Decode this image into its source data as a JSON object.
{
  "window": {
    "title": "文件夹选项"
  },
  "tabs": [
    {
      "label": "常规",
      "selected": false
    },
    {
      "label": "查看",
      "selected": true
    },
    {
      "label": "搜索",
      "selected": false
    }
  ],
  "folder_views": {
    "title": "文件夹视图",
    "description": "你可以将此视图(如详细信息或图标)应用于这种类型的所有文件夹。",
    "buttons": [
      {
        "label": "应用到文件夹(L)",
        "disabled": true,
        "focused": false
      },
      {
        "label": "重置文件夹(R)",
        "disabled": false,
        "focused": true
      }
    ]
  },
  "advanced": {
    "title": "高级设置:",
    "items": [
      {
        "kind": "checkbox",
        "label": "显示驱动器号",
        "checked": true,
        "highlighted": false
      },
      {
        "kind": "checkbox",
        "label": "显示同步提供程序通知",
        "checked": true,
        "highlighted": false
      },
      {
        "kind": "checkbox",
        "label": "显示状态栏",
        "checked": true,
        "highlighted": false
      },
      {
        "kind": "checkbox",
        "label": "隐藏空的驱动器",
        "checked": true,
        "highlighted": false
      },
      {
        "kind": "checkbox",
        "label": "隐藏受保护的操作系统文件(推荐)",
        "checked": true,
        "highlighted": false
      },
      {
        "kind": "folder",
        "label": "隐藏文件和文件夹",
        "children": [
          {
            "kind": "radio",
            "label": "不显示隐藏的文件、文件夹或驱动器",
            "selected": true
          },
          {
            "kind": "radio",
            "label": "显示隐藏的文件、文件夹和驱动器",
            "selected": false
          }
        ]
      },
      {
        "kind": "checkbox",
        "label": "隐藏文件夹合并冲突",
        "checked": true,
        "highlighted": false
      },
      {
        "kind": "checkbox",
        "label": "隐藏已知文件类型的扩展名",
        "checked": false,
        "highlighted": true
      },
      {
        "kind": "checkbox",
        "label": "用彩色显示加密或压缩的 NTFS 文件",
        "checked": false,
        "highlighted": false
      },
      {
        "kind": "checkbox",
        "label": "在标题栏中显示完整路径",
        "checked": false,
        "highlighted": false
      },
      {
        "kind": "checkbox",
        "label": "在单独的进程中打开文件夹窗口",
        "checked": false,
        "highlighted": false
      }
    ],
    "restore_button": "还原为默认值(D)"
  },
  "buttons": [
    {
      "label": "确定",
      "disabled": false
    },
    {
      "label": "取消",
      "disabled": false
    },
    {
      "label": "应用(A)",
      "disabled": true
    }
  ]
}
═══
**Exercise task**
Every line in the data that holds "selected" should be copied out.

**Task solution**
      "selected": false
      "selected": true
      "selected": false
            "selected": true
            "selected": false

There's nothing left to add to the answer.